Objective:
All entries must be extracted exactly, with nothing added or dropped.

Records for the exercise:
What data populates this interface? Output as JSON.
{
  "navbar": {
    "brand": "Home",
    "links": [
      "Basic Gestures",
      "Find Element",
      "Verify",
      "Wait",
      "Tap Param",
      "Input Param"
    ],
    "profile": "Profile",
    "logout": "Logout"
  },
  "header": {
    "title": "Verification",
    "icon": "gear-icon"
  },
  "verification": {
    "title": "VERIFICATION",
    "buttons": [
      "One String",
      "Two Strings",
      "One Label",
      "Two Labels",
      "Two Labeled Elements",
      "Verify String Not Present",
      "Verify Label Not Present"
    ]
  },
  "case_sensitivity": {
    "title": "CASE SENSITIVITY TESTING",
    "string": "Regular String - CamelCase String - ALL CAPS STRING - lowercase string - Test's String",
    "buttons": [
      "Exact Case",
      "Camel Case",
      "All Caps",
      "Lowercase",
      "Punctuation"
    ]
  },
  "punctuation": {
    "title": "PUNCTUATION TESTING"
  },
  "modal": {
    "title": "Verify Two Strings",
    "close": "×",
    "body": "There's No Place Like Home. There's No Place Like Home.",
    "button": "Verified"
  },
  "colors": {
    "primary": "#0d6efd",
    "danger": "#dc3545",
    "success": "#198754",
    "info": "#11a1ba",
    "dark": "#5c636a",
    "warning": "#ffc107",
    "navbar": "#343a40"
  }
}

Task response:
What data populates this interface? Output as JSON.
{
  "navbar": {
    "brand": "Home",
    "links": [
      "Basic Gestures",
      "Find Element",
      "Verify",
      "Wait",
      "Tap Param",
      "Input Param"
    ],
    "profile": "Profile",
    "logout": "Logout"
  },
  "header": {
    "title": "Verification",
    "icon": "gear-icon"
  },
  "verification": {
    "title": "VERIFICATION",
    "buttons": [
      "One String",
      "Two Strings",
      "One Label",
      "Two Labels",
      "Two Labeled Elements",
      "Verify String Not Present",
      "Verify Label Not Present"
    ]
  },
  "case_sensitivity": {
    "title": "CASE SENSITIVITY TESTING",
    "string": "Regular String - CamelCase String - ALL CAPS STRING - lowercase string - Test's String",
    "buttons": [
      "Exact Case",
      "Camel Case",
      "All Caps",
      "Lowercase",
      "Punctuation"
    ]
  },
  "punctuation": {
    "title": "PUNCTUATION TESTING"
  },
  "modal": {
    "title": "Verify Two Strings",
    "close": "×",
    "body": "There's No Place Like Home. There's No Place Like Home.",
    "button": "Verified"
  },
  "colors": {
    "primary": "#0d6efd",
    "danger": "#dc3545",
    "success": "#198754",
    "info": "#11a1ba",
    "dark": "#5c636a",
    "warning": "#ffc107",
    "navbar": "#343a40"
  }
}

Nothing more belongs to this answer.